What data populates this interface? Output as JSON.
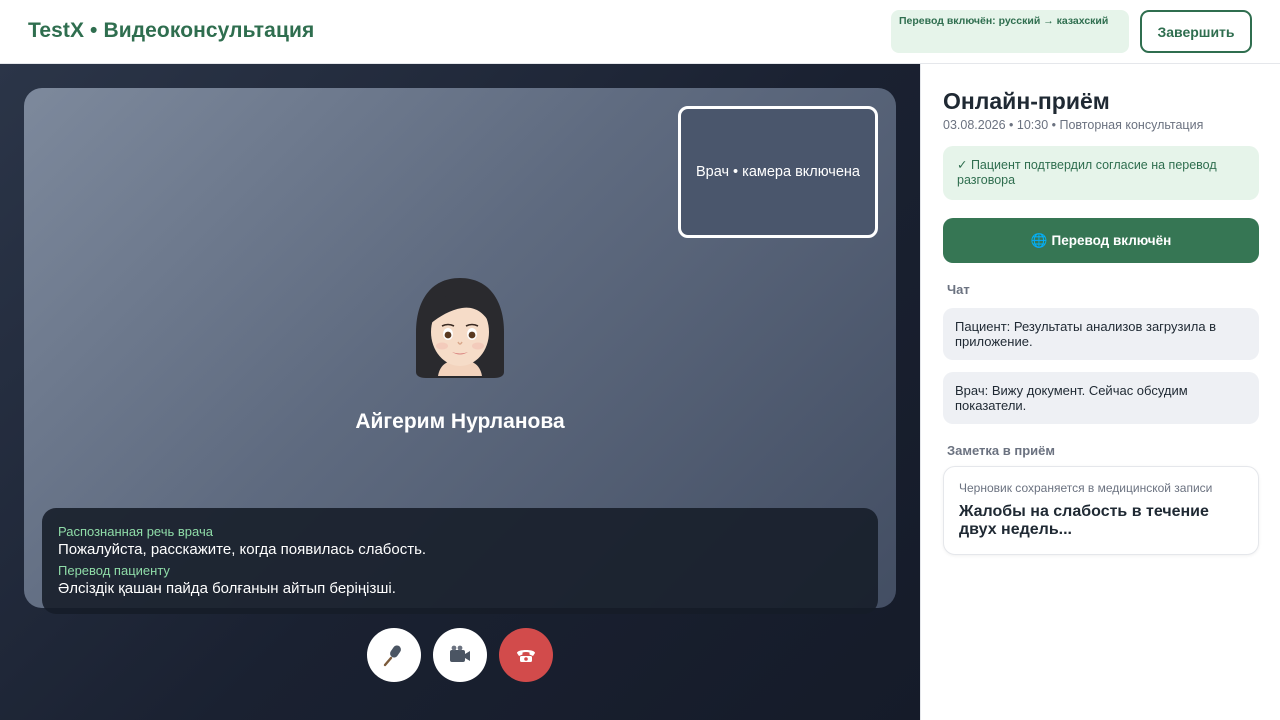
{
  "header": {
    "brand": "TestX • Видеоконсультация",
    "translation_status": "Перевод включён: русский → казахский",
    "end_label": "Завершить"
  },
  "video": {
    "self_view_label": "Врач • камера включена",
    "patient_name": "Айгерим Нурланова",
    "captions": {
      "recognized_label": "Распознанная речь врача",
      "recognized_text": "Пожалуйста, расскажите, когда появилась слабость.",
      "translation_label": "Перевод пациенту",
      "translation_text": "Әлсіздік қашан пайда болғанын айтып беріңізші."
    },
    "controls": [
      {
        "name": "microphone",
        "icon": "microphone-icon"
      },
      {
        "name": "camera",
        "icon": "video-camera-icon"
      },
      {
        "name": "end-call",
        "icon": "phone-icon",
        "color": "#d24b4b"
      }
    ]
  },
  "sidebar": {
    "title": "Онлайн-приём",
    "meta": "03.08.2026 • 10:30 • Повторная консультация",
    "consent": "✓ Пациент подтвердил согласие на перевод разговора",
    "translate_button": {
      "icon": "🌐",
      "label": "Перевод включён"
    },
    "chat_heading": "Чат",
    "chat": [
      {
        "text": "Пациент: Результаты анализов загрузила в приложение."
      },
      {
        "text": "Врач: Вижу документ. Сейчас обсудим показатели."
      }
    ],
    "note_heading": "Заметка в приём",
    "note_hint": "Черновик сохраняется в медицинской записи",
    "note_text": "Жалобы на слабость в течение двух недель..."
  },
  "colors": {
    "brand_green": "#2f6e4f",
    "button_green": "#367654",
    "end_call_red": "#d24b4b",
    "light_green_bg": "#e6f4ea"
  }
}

____________________

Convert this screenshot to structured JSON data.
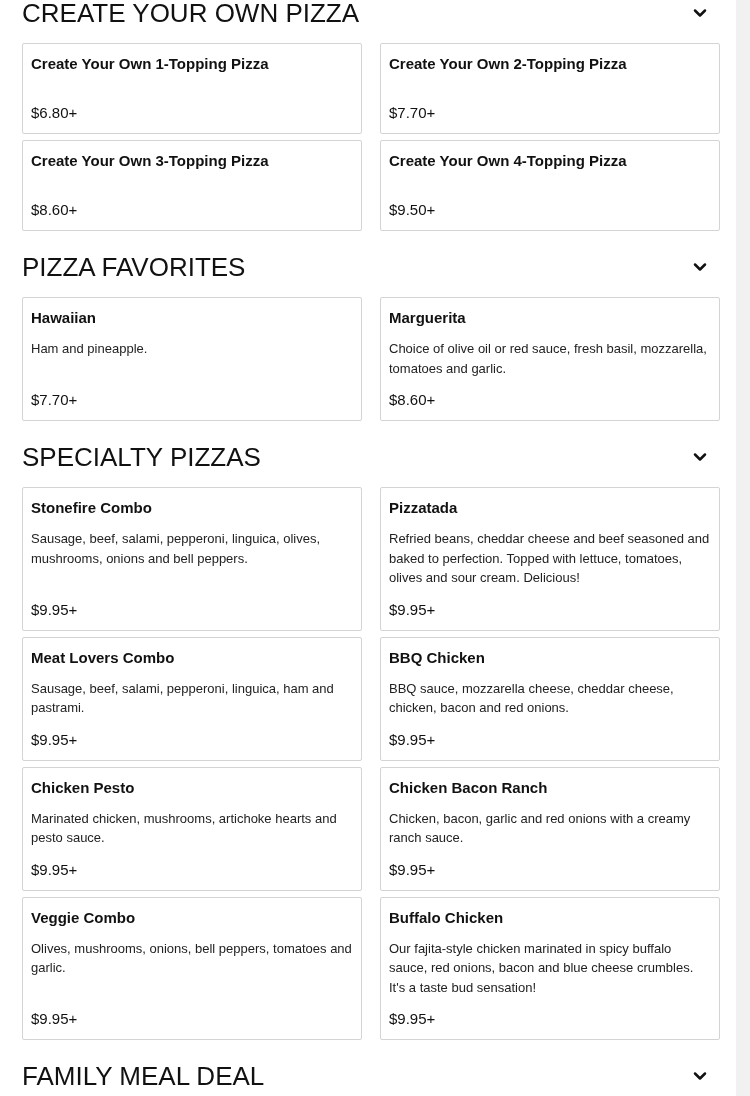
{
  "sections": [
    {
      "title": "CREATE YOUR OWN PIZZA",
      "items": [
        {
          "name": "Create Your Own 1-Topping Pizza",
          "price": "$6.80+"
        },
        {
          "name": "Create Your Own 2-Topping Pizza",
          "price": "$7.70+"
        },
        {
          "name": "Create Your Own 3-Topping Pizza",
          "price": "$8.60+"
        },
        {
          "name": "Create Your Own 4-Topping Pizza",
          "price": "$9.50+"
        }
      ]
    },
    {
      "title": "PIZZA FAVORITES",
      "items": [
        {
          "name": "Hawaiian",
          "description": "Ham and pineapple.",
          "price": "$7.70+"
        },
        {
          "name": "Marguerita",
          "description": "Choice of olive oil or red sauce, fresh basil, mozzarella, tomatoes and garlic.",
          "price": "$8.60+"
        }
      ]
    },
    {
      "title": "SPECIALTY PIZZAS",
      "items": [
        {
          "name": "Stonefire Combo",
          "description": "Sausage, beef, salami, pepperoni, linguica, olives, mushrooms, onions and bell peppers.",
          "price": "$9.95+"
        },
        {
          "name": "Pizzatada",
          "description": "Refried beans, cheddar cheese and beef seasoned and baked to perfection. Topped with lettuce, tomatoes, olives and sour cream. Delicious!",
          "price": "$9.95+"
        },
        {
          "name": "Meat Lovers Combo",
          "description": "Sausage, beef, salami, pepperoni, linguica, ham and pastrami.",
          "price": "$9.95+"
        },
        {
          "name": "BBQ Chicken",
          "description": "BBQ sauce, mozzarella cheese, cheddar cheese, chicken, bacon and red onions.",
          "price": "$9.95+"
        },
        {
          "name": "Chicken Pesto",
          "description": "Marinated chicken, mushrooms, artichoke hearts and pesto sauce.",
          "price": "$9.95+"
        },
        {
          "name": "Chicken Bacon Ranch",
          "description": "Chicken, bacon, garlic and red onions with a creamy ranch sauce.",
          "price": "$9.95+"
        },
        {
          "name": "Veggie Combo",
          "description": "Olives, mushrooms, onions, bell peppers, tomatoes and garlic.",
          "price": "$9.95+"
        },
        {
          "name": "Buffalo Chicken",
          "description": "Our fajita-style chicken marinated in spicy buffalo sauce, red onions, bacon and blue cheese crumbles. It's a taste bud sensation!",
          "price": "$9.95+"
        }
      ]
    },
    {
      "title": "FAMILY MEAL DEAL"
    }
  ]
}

____________________

• **The problem**: The answer must consist solely of the number of lines in the entries that contain the word "tomatoes".

• **Output of the exercise**: 3